**What is asked**
State only how many lines below include the string "with".

★ ★ ★

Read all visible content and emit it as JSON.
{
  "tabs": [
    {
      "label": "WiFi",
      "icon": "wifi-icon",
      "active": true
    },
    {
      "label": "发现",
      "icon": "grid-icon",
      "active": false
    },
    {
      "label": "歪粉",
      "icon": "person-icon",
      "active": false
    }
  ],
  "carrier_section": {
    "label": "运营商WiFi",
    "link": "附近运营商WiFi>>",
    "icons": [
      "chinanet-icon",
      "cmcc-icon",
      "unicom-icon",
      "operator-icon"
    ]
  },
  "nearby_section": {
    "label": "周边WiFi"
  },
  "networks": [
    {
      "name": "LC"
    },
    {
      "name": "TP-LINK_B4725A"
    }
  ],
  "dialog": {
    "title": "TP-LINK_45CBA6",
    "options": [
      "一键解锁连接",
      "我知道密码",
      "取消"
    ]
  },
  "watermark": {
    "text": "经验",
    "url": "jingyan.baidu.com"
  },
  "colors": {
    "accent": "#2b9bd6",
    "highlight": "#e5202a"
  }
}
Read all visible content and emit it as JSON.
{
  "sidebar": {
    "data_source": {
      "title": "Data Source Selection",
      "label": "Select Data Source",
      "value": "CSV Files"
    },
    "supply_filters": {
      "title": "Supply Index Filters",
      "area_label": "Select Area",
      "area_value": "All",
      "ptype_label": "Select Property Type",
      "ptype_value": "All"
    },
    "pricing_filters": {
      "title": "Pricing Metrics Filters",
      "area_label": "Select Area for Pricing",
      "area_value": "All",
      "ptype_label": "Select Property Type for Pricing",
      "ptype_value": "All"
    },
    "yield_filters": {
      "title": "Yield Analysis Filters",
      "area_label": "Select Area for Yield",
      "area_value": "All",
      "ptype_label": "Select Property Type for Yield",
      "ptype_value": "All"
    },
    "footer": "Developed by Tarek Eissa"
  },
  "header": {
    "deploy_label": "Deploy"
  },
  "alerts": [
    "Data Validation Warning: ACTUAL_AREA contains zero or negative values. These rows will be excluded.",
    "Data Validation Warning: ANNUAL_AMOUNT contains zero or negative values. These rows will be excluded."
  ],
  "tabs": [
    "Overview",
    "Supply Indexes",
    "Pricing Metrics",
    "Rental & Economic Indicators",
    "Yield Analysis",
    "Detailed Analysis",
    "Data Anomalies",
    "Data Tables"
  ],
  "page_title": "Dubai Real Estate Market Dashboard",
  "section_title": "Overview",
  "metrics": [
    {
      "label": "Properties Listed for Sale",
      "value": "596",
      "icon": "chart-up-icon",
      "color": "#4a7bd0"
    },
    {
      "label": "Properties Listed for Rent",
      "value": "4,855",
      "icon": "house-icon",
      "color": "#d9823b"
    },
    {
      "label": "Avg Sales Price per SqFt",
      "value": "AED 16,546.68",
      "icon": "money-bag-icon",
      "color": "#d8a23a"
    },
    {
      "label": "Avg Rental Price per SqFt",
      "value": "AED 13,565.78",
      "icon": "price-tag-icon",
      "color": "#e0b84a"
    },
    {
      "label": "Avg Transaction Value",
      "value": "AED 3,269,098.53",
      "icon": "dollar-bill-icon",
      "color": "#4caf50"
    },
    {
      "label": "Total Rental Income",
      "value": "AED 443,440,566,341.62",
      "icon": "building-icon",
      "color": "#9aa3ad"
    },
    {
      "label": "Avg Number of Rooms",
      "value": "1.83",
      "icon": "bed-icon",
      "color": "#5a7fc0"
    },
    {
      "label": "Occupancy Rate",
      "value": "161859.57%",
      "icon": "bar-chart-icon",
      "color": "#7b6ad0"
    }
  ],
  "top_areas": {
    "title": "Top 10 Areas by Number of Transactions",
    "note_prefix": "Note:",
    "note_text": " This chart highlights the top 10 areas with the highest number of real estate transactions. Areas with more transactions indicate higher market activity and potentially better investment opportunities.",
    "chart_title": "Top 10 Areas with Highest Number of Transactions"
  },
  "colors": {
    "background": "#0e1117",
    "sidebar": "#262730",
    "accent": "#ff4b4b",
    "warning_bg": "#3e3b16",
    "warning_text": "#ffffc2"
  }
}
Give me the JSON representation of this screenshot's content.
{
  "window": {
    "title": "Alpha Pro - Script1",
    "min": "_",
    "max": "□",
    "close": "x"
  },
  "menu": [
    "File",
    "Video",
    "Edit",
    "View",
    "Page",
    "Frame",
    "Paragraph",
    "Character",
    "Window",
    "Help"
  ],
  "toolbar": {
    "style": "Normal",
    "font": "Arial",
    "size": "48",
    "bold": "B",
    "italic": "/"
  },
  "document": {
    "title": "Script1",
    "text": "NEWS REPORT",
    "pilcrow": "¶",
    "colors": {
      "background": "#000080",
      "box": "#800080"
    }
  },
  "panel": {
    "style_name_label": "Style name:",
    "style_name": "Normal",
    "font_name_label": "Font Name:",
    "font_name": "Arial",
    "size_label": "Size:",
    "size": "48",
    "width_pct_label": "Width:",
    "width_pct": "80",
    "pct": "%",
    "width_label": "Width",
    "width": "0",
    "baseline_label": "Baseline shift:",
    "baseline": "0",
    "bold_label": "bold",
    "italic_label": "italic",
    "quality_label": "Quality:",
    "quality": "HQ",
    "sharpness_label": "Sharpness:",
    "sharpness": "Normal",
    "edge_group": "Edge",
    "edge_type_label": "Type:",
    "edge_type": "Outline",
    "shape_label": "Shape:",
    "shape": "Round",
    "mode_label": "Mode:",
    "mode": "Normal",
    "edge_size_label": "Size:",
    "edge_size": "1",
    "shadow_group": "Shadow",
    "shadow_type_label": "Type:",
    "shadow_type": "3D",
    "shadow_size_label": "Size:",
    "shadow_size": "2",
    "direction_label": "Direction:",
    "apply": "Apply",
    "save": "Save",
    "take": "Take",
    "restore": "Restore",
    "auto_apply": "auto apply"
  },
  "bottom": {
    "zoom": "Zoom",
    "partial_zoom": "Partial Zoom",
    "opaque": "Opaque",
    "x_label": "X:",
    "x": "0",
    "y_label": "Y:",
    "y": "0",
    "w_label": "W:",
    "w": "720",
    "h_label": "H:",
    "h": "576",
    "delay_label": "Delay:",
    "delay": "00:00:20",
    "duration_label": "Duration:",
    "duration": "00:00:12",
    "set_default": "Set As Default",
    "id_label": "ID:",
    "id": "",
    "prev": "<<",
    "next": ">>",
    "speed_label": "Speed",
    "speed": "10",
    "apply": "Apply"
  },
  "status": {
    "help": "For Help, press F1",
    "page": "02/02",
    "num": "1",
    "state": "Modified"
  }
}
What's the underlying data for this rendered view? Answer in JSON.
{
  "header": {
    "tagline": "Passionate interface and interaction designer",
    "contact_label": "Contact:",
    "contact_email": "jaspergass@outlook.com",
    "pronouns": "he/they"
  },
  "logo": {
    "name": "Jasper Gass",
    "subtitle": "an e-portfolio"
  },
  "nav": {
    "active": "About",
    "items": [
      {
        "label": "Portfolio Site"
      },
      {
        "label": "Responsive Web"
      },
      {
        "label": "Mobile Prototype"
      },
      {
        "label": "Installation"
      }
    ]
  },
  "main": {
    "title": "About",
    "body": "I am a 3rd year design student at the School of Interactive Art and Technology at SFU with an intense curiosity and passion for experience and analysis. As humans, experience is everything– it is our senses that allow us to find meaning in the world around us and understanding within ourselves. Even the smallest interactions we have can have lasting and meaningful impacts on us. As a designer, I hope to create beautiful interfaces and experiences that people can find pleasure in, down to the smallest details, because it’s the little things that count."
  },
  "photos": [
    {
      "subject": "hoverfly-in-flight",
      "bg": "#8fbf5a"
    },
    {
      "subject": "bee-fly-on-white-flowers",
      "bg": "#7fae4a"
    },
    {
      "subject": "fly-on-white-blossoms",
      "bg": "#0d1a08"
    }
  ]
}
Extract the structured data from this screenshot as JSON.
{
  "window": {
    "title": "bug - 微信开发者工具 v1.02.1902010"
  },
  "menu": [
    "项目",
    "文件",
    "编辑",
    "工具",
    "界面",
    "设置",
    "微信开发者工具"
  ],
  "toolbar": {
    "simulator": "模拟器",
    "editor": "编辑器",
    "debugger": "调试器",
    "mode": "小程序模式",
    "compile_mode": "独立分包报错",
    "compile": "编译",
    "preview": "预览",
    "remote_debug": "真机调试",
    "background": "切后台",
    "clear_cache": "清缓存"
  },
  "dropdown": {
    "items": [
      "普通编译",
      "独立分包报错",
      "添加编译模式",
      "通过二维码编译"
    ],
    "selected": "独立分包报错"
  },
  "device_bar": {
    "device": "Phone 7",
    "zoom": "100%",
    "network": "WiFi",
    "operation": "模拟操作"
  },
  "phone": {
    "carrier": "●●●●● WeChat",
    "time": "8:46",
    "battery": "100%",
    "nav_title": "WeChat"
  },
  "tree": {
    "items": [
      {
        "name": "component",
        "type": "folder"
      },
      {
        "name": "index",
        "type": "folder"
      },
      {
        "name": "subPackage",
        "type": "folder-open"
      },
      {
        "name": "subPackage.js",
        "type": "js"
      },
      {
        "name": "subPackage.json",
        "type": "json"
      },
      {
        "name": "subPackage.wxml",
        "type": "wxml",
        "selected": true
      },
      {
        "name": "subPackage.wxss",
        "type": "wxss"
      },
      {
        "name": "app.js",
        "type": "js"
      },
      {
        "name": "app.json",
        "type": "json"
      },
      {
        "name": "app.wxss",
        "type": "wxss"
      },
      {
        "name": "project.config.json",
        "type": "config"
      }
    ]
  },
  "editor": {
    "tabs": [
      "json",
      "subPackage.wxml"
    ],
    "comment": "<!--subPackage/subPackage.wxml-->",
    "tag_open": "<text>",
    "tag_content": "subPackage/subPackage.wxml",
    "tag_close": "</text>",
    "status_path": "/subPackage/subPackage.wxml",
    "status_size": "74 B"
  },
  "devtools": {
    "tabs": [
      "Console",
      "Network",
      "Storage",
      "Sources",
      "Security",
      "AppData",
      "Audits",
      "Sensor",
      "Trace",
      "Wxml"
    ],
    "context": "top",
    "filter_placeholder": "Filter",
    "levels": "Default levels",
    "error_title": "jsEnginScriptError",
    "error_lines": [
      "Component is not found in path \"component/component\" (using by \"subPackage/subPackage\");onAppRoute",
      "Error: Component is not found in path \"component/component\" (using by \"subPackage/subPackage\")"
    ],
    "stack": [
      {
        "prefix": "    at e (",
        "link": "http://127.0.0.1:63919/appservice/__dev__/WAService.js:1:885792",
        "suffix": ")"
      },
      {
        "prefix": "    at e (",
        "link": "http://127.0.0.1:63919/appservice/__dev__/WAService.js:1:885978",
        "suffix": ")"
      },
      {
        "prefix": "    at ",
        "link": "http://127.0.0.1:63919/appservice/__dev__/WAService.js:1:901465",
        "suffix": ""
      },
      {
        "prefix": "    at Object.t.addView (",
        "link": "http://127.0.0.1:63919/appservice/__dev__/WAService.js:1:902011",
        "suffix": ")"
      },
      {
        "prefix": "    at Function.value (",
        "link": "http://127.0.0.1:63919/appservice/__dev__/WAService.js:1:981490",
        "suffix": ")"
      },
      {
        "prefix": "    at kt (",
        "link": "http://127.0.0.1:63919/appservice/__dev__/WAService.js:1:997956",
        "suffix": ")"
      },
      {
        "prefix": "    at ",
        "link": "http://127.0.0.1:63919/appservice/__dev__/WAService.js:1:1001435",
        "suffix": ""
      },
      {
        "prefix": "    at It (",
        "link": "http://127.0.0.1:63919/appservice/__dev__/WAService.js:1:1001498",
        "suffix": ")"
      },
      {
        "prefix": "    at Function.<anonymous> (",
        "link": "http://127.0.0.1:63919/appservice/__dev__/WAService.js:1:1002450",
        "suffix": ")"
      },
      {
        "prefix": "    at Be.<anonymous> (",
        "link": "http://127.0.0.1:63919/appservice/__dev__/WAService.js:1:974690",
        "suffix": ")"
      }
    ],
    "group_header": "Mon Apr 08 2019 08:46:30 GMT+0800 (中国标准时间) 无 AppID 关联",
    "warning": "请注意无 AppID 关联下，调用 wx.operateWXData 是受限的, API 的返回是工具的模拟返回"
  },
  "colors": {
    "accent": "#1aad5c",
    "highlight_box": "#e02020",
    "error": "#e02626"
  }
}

★ ★ ★

**Complete answer**
3